BRIEF: Could every line of the data be printed exactly as it reads?

Dataset items

────────

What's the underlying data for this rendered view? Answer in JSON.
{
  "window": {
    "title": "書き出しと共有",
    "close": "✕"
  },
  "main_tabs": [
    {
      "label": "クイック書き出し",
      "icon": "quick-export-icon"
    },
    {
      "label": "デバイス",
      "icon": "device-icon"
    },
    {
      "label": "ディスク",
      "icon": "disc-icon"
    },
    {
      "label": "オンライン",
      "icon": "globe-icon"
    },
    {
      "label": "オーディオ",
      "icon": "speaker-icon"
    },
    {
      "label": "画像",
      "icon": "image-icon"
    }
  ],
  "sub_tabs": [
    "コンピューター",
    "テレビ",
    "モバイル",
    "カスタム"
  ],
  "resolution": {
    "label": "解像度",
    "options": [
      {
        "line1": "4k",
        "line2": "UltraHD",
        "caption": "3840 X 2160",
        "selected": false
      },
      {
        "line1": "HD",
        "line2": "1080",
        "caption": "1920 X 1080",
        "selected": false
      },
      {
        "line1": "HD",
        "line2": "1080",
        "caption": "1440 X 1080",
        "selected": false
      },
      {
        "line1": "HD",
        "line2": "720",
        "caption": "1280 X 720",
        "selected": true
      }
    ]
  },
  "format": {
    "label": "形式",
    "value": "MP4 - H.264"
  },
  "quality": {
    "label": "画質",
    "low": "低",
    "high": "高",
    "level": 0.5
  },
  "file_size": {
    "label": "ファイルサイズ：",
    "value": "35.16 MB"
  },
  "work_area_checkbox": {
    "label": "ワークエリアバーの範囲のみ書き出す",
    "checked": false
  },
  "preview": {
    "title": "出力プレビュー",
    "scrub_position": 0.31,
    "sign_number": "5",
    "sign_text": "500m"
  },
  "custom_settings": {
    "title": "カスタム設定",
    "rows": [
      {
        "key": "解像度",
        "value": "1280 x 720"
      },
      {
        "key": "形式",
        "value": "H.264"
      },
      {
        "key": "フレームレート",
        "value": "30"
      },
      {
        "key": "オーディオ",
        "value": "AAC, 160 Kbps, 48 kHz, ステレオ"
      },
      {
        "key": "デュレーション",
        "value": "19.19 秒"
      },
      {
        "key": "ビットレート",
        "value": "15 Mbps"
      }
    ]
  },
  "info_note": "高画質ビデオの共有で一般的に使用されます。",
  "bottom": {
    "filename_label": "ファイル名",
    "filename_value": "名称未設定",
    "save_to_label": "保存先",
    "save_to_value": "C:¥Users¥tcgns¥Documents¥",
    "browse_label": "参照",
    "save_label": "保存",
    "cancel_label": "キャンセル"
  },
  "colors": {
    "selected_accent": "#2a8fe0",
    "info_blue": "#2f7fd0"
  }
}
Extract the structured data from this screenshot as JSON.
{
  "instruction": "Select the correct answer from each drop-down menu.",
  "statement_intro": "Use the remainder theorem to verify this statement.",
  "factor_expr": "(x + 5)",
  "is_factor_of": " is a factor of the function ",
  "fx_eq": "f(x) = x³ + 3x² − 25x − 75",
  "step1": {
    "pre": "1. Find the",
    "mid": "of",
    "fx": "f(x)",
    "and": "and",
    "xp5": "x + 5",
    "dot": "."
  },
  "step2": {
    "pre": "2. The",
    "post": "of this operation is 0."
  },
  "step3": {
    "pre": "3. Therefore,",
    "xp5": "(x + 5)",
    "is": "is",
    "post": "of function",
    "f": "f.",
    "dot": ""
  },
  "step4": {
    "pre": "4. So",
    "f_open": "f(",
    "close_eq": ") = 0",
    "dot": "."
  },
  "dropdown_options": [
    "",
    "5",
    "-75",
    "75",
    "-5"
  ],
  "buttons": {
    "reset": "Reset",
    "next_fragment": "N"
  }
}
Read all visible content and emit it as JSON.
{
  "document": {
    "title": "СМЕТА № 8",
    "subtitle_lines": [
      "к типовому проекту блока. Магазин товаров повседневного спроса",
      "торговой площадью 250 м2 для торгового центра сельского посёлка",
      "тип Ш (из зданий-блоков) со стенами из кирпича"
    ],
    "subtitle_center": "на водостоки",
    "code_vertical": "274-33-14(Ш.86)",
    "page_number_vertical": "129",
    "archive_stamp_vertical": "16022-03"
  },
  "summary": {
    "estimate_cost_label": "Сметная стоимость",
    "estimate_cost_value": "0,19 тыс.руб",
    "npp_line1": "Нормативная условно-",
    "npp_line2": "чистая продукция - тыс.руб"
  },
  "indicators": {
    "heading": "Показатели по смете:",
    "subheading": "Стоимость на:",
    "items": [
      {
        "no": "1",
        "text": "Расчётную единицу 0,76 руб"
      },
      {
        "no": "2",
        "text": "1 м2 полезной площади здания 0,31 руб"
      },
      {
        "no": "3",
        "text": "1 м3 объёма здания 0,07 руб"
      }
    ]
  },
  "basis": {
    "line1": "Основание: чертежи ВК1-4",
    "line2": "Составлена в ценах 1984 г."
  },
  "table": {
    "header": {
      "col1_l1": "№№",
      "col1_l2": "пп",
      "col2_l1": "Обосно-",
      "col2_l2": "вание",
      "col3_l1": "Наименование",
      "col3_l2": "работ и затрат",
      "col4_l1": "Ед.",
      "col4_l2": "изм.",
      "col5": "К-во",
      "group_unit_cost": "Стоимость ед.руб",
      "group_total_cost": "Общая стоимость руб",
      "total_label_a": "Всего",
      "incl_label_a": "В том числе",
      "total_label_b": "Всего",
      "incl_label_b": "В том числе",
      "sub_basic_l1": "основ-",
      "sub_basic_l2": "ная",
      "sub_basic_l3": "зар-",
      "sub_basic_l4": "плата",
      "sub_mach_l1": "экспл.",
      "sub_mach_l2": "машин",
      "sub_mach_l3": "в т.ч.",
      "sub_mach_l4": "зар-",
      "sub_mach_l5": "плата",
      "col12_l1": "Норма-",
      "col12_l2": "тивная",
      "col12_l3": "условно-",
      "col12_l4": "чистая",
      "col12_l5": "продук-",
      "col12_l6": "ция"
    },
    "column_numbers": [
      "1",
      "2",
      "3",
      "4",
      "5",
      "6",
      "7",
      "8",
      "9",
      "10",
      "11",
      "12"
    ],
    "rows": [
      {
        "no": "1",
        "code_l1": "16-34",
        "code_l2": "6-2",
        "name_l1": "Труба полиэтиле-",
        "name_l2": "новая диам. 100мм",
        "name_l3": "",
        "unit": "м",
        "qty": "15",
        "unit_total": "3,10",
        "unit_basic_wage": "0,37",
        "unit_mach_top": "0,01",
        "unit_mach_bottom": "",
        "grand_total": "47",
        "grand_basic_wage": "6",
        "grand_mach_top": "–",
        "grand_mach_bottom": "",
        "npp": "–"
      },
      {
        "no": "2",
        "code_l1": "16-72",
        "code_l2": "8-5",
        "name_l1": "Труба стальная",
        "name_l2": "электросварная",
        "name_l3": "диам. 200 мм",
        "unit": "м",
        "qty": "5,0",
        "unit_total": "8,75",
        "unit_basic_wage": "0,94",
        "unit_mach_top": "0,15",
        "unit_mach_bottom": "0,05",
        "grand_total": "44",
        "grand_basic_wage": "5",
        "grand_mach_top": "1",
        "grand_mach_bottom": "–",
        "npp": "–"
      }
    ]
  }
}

────────

FINAL RESULT:
What's the underlying data for this rendered view? Answer in JSON.
{
  "window": {
    "title": "書き出しと共有",
    "close": "✕"
  },
  "main_tabs": [
    {
      "label": "クイック書き出し",
      "icon": "quick-export-icon"
    },
    {
      "label": "デバイス",
      "icon": "device-icon"
    },
    {
      "label": "ディスク",
      "icon": "disc-icon"
    },
    {
      "label": "オンライン",
      "icon": "globe-icon"
    },
    {
      "label": "オーディオ",
      "icon": "speaker-icon"
    },
    {
      "label": "画像",
      "icon": "image-icon"
    }
  ],
  "sub_tabs": [
    "コンピューター",
    "テレビ",
    "モバイル",
    "カスタム"
  ],
  "resolution": {
    "label": "解像度",
    "options": [
      {
        "line1": "4k",
        "line2": "UltraHD",
        "caption": "3840 X 2160",
        "selected": false
      },
      {
        "line1": "HD",
        "line2": "1080",
        "caption": "1920 X 1080",
        "selected": false
      },
      {
        "line1": "HD",
        "line2": "1080",
        "caption": "1440 X 1080",
        "selected": false
      },
      {
        "line1": "HD",
        "line2": "720",
        "caption": "1280 X 720",
        "selected": true
      }
    ]
  },
  "format": {
    "label": "形式",
    "value": "MP4 - H.264"
  },
  "quality": {
    "label": "画質",
    "low": "低",
    "high": "高",
    "level": 0.5
  },
  "file_size": {
    "label": "ファイルサイズ：",
    "value": "35.16 MB"
  },
  "work_area_checkbox": {
    "label": "ワークエリアバーの範囲のみ書き出す",
    "checked": false
  },
  "preview": {
    "title": "出力プレビュー",
    "scrub_position": 0.31,
    "sign_number": "5",
    "sign_text": "500m"
  },
  "custom_settings": {
    "title": "カスタム設定",
    "rows": [
      {
        "key": "解像度",
        "value": "1280 x 720"
      },
      {
        "key": "形式",
        "value": "H.264"
      },
      {
        "key": "フレームレート",
        "value": "30"
      },
      {
        "key": "オーディオ",
        "value": "AAC, 160 Kbps, 48 kHz, ステレオ"
      },
      {
        "key": "デュレーション",
        "value": "19.19 秒"
      },
      {
        "key": "ビットレート",
        "value": "15 Mbps"
      }
    ]
  },
  "info_note": "高画質ビデオの共有で一般的に使用されます。",
  "bottom": {
    "filename_label": "ファイル名",
    "filename_value": "名称未設定",
    "save_to_label": "保存先",
    "save_to_value": "C:¥Users¥tcgns¥Documents¥",
    "browse_label": "参照",
    "save_label": "保存",
    "cancel_label": "キャンセル"
  },
  "colors": {
    "selected_accent": "#2a8fe0",
    "info_blue": "#2f7fd0"
  }
}
Extract the structured data from this screenshot as JSON.
{
  "instruction": "Select the correct answer from each drop-down menu.",
  "statement_intro": "Use the remainder theorem to verify this statement.",
  "factor_expr": "(x + 5)",
  "is_factor_of": " is a factor of the function ",
  "fx_eq": "f(x) = x³ + 3x² − 25x − 75",
  "step1": {
    "pre": "1. Find the",
    "mid": "of",
    "fx": "f(x)",
    "and": "and",
    "xp5": "x + 5",
    "dot": "."
  },
  "step2": {
    "pre": "2. The",
    "post": "of this operation is 0."
  },
  "step3": {
    "pre": "3. Therefore,",
    "xp5": "(x + 5)",
    "is": "is",
    "post": "of function",
    "f": "f.",
    "dot": ""
  },
  "step4": {
    "pre": "4. So",
    "f_open": "f(",
    "close_eq": ") = 0",
    "dot": "."
  },
  "dropdown_options": [
    "",
    "5",
    "-75",
    "75",
    "-5"
  ],
  "buttons": {
    "reset": "Reset",
    "next_fragment": "N"
  }
}
Read all visible content and emit it as JSON.
{
  "document": {
    "title": "СМЕТА № 8",
    "subtitle_lines": [
      "к типовому проекту блока. Магазин товаров повседневного спроса",
      "торговой площадью 250 м2 для торгового центра сельского посёлка",
      "тип Ш (из зданий-блоков) со стенами из кирпича"
    ],
    "subtitle_center": "на водостоки",
    "code_vertical": "274-33-14(Ш.86)",
    "page_number_vertical": "129",
    "archive_stamp_vertical": "16022-03"
  },
  "summary": {
    "estimate_cost_label": "Сметная стоимость",
    "estimate_cost_value": "0,19 тыс.руб",
    "npp_line1": "Нормативная условно-",
    "npp_line2": "чистая продукция - тыс.руб"
  },
  "indicators": {
    "heading": "Показатели по смете:",
    "subheading": "Стоимость на:",
    "items": [
      {
        "no": "1",
        "text": "Расчётную единицу 0,76 руб"
      },
      {
        "no": "2",
        "text": "1 м2 полезной площади здания 0,31 руб"
      },
      {
        "no": "3",
        "text": "1 м3 объёма здания 0,07 руб"
      }
    ]
  },
  "basis": {
    "line1": "Основание: чертежи ВК1-4",
    "line2": "Составлена в ценах 1984 г."
  },
  "table": {
    "header": {
      "col1_l1": "№№",
      "col1_l2": "пп",
      "col2_l1": "Обосно-",
      "col2_l2": "вание",
      "col3_l1": "Наименование",
      "col3_l2": "работ и затрат",
      "col4_l1": "Ед.",
      "col4_l2": "изм.",
      "col5": "К-во",
      "group_unit_cost": "Стоимость ед.руб",
      "group_total_cost": "Общая стоимость руб",
      "total_label_a": "Всего",
      "incl_label_a": "В том числе",
      "total_label_b": "Всего",
      "incl_label_b": "В том числе",
      "sub_basic_l1": "основ-",
      "sub_basic_l2": "ная",
      "sub_basic_l3": "зар-",
      "sub_basic_l4": "плата",
      "sub_mach_l1": "экспл.",
      "sub_mach_l2": "машин",
      "sub_mach_l3": "в т.ч.",
      "sub_mach_l4": "зар-",
      "sub_mach_l5": "плата",
      "col12_l1": "Норма-",
      "col12_l2": "тивная",
      "col12_l3": "условно-",
      "col12_l4": "чистая",
      "col12_l5": "продук-",
      "col12_l6": "ция"
    },
    "column_numbers": [
      "1",
      "2",
      "3",
      "4",
      "5",
      "6",
      "7",
      "8",
      "9",
      "10",
      "11",
      "12"
    ],
    "rows": [
      {
        "no": "1",
        "code_l1": "16-34",
        "code_l2": "6-2",
        "name_l1": "Труба полиэтиле-",
        "name_l2": "новая диам. 100мм",
        "name_l3": "",
        "unit": "м",
        "qty": "15",
        "unit_total": "3,10",
        "unit_basic_wage": "0,37",
        "unit_mach_top": "0,01",
        "unit_mach_bottom": "",
        "grand_total": "47",
        "grand_basic_wage": "6",
        "grand_mach_top": "–",
        "grand_mach_bottom": "",
        "npp": "–"
      },
      {
        "no": "2",
        "code_l1": "16-72",
        "code_l2": "8-5",
        "name_l1": "Труба стальная",
        "name_l2": "электросварная",
        "name_l3": "диам. 200 мм",
        "unit": "м",
        "qty": "5,0",
        "unit_total": "8,75",
        "unit_basic_wage": "0,94",
        "unit_mach_top": "0,15",
        "unit_mach_bottom": "0,05",
        "grand_total": "44",
        "grand_basic_wage": "5",
        "grand_mach_top": "1",
        "grand_mach_bottom": "–",
        "npp": "–"
      }
    ]
  }
}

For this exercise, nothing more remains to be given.